To be done:
Reproduce the material exactly, omitting nothing.

The data:
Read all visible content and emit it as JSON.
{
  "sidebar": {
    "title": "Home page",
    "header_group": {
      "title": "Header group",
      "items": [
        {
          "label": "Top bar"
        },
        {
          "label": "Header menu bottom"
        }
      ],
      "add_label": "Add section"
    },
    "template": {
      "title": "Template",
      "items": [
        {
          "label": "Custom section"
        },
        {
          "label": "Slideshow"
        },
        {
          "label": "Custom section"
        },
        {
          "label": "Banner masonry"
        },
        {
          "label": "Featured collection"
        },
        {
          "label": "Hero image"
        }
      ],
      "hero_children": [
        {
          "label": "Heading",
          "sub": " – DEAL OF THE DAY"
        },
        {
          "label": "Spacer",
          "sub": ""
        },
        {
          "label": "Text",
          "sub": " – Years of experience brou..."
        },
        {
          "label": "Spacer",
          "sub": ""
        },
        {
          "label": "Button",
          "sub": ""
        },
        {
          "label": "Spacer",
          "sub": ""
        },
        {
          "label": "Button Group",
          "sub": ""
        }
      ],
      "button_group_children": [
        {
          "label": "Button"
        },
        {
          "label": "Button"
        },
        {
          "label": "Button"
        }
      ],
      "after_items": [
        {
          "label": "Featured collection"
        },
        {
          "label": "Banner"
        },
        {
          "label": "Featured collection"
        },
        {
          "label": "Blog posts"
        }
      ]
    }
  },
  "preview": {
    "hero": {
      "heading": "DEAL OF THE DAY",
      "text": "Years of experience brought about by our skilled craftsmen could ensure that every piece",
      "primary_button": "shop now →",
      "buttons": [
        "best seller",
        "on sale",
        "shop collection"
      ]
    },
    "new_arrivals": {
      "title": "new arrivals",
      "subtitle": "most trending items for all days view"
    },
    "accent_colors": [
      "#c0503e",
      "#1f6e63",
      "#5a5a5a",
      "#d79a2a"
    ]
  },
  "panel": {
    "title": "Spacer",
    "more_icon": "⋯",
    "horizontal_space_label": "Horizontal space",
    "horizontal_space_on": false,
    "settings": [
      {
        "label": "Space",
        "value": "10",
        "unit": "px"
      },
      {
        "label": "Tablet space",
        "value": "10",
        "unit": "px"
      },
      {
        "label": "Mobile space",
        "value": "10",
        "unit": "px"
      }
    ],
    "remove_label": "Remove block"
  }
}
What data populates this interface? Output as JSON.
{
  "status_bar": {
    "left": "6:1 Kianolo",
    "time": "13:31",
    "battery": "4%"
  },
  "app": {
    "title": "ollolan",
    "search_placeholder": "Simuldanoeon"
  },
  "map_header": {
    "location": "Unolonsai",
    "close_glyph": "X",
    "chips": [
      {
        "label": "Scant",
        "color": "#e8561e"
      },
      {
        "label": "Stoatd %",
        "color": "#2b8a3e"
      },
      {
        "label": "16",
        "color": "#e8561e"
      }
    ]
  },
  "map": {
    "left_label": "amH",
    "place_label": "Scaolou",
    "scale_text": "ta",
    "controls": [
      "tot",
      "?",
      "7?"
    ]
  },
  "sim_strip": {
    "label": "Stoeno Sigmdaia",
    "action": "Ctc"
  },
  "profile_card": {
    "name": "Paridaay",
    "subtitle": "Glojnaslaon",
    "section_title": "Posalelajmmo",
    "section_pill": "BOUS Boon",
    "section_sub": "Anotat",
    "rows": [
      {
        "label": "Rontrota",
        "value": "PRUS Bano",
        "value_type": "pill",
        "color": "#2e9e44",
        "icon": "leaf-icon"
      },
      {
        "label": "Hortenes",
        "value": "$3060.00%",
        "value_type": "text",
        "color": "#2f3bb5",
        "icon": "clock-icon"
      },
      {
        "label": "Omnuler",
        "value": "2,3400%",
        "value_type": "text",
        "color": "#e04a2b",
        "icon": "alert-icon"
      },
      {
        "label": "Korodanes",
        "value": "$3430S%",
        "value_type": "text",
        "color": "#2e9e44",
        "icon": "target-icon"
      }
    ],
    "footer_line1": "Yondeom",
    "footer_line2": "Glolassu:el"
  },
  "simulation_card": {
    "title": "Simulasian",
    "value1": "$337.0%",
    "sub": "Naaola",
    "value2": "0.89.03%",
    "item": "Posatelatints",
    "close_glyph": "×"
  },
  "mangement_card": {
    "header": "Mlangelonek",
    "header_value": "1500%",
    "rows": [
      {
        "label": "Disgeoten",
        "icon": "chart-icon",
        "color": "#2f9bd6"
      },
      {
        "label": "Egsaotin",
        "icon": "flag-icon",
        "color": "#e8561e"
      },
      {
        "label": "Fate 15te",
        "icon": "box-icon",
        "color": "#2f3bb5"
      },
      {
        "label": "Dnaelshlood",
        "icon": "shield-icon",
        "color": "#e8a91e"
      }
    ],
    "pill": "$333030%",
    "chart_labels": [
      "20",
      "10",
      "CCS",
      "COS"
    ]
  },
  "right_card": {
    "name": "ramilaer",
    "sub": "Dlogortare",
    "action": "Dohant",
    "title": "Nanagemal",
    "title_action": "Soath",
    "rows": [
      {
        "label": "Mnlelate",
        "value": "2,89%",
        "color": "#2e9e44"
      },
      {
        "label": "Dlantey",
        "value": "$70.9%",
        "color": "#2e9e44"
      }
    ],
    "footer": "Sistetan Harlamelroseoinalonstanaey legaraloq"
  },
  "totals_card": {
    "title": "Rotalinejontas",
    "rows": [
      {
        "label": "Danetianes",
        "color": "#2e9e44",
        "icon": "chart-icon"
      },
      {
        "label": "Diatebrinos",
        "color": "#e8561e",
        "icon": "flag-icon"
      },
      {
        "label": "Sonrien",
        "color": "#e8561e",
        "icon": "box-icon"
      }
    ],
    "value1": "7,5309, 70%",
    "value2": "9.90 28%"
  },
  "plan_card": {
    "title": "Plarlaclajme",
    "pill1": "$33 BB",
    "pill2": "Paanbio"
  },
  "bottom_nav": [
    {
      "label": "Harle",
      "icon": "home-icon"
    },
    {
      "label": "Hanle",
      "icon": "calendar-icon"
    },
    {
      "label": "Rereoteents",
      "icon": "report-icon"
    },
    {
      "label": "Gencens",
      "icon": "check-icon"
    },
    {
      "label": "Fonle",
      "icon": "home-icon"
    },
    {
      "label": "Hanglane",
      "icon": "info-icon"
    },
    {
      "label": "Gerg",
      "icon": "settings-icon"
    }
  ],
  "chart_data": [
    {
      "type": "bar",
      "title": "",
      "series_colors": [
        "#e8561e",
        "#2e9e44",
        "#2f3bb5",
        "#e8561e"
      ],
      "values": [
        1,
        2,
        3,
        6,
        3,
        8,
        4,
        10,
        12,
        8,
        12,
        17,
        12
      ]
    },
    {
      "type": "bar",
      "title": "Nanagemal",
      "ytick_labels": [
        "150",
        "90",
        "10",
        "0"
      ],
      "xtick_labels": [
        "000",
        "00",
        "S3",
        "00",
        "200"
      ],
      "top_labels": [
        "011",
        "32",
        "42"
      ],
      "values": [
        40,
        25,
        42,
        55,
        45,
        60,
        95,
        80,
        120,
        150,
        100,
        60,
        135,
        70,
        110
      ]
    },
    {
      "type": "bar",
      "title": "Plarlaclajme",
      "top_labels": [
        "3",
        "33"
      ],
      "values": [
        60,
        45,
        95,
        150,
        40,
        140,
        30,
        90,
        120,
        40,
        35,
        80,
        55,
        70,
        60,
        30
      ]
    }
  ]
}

Full output:
Read all visible content and emit it as JSON.
{
  "sidebar": {
    "title": "Home page",
    "header_group": {
      "title": "Header group",
      "items": [
        {
          "label": "Top bar"
        },
        {
          "label": "Header menu bottom"
        }
      ],
      "add_label": "Add section"
    },
    "template": {
      "title": "Template",
      "items": [
        {
          "label": "Custom section"
        },
        {
          "label": "Slideshow"
        },
        {
          "label": "Custom section"
        },
        {
          "label": "Banner masonry"
        },
        {
          "label": "Featured collection"
        },
        {
          "label": "Hero image"
        }
      ],
      "hero_children": [
        {
          "label": "Heading",
          "sub": " – DEAL OF THE DAY"
        },
        {
          "label": "Spacer",
          "sub": ""
        },
        {
          "label": "Text",
          "sub": " – Years of experience brou..."
        },
        {
          "label": "Spacer",
          "sub": ""
        },
        {
          "label": "Button",
          "sub": ""
        },
        {
          "label": "Spacer",
          "sub": ""
        },
        {
          "label": "Button Group",
          "sub": ""
        }
      ],
      "button_group_children": [
        {
          "label": "Button"
        },
        {
          "label": "Button"
        },
        {
          "label": "Button"
        }
      ],
      "after_items": [
        {
          "label": "Featured collection"
        },
        {
          "label": "Banner"
        },
        {
          "label": "Featured collection"
        },
        {
          "label": "Blog posts"
        }
      ]
    }
  },
  "preview": {
    "hero": {
      "heading": "DEAL OF THE DAY",
      "text": "Years of experience brought about by our skilled craftsmen could ensure that every piece",
      "primary_button": "shop now →",
      "buttons": [
        "best seller",
        "on sale",
        "shop collection"
      ]
    },
    "new_arrivals": {
      "title": "new arrivals",
      "subtitle": "most trending items for all days view"
    },
    "accent_colors": [
      "#c0503e",
      "#1f6e63",
      "#5a5a5a",
      "#d79a2a"
    ]
  },
  "panel": {
    "title": "Spacer",
    "more_icon": "⋯",
    "horizontal_space_label": "Horizontal space",
    "horizontal_space_on": false,
    "settings": [
      {
        "label": "Space",
        "value": "10",
        "unit": "px"
      },
      {
        "label": "Tablet space",
        "value": "10",
        "unit": "px"
      },
      {
        "label": "Mobile space",
        "value": "10",
        "unit": "px"
      }
    ],
    "remove_label": "Remove block"
  }
}
What data populates this interface? Output as JSON.
{
  "status_bar": {
    "left": "6:1 Kianolo",
    "time": "13:31",
    "battery": "4%"
  },
  "app": {
    "title": "ollolan",
    "search_placeholder": "Simuldanoeon"
  },
  "map_header": {
    "location": "Unolonsai",
    "close_glyph": "X",
    "chips": [
      {
        "label": "Scant",
        "color": "#e8561e"
      },
      {
        "label": "Stoatd %",
        "color": "#2b8a3e"
      },
      {
        "label": "16",
        "color": "#e8561e"
      }
    ]
  },
  "map": {
    "left_label": "amH",
    "place_label": "Scaolou",
    "scale_text": "ta",
    "controls": [
      "tot",
      "?",
      "7?"
    ]
  },
  "sim_strip": {
    "label": "Stoeno Sigmdaia",
    "action": "Ctc"
  },
  "profile_card": {
    "name": "Paridaay",
    "subtitle": "Glojnaslaon",
    "section_title": "Posalelajmmo",
    "section_pill": "BOUS Boon",
    "section_sub": "Anotat",
    "rows": [
      {
        "label": "Rontrota",
        "value": "PRUS Bano",
        "value_type": "pill",
        "color": "#2e9e44",
        "icon": "leaf-icon"
      },
      {
        "label": "Hortenes",
        "value": "$3060.00%",
        "value_type": "text",
        "color": "#2f3bb5",
        "icon": "clock-icon"
      },
      {
        "label": "Omnuler",
        "value": "2,3400%",
        "value_type": "text",
        "color": "#e04a2b",
        "icon": "alert-icon"
      },
      {
        "label": "Korodanes",
        "value": "$3430S%",
        "value_type": "text",
        "color": "#2e9e44",
        "icon": "target-icon"
      }
    ],
    "footer_line1": "Yondeom",
    "footer_line2": "Glolassu:el"
  },
  "simulation_card": {
    "title": "Simulasian",
    "value1": "$337.0%",
    "sub": "Naaola",
    "value2": "0.89.03%",
    "item": "Posatelatints",
    "close_glyph": "×"
  },
  "mangement_card": {
    "header": "Mlangelonek",
    "header_value": "1500%",
    "rows": [
      {
        "label": "Disgeoten",
        "icon": "chart-icon",
        "color": "#2f9bd6"
      },
      {
        "label": "Egsaotin",
        "icon": "flag-icon",
        "color": "#e8561e"
      },
      {
        "label": "Fate 15te",
        "icon": "box-icon",
        "color": "#2f3bb5"
      },
      {
        "label": "Dnaelshlood",
        "icon": "shield-icon",
        "color": "#e8a91e"
      }
    ],
    "pill": "$333030%",
    "chart_labels": [
      "20",
      "10",
      "CCS",
      "COS"
    ]
  },
  "right_card": {
    "name": "ramilaer",
    "sub": "Dlogortare",
    "action": "Dohant",
    "title": "Nanagemal",
    "title_action": "Soath",
    "rows": [
      {
        "label": "Mnlelate",
        "value": "2,89%",
        "color": "#2e9e44"
      },
      {
        "label": "Dlantey",
        "value": "$70.9%",
        "color": "#2e9e44"
      }
    ],
    "footer": "Sistetan Harlamelroseoinalonstanaey legaraloq"
  },
  "totals_card": {
    "title": "Rotalinejontas",
    "rows": [
      {
        "label": "Danetianes",
        "color": "#2e9e44",
        "icon": "chart-icon"
      },
      {
        "label": "Diatebrinos",
        "color": "#e8561e",
        "icon": "flag-icon"
      },
      {
        "label": "Sonrien",
        "color": "#e8561e",
        "icon": "box-icon"
      }
    ],
    "value1": "7,5309, 70%",
    "value2": "9.90 28%"
  },
  "plan_card": {
    "title": "Plarlaclajme",
    "pill1": "$33 BB",
    "pill2": "Paanbio"
  },
  "bottom_nav": [
    {
      "label": "Harle",
      "icon": "home-icon"
    },
    {
      "label": "Hanle",
      "icon": "calendar-icon"
    },
    {
      "label": "Rereoteents",
      "icon": "report-icon"
    },
    {
      "label": "Gencens",
      "icon": "check-icon"
    },
    {
      "label": "Fonle",
      "icon": "home-icon"
    },
    {
      "label": "Hanglane",
      "icon": "info-icon"
    },
    {
      "label": "Gerg",
      "icon": "settings-icon"
    }
  ],
  "chart_data": [
    {
      "type": "bar",
      "title": "",
      "series_colors": [
        "#e8561e",
        "#2e9e44",
        "#2f3bb5",
        "#e8561e"
      ],
      "values": [
        1,
        2,
        3,
        6,
        3,
        8,
        4,
        10,
        12,
        8,
        12,
        17,
        12
      ]
    },
    {
      "type": "bar",
      "title": "Nanagemal",
      "ytick_labels": [
        "150",
        "90",
        "10",
        "0"
      ],
      "xtick_labels": [
        "000",
        "00",
        "S3",
        "00",
        "200"
      ],
      "top_labels": [
        "011",
        "32",
        "42"
      ],
      "values": [
        40,
        25,
        42,
        55,
        45,
        60,
        95,
        80,
        120,
        150,
        100,
        60,
        135,
        70,
        110
      ]
    },
    {
      "type": "bar",
      "title": "Plarlaclajme",
      "top_labels": [
        "3",
        "33"
      ],
      "values": [
        60,
        45,
        95,
        150,
        40,
        140,
        30,
        90,
        120,
        40,
        35,
        80,
        55,
        70,
        60,
        30
      ]
    }
  ]
}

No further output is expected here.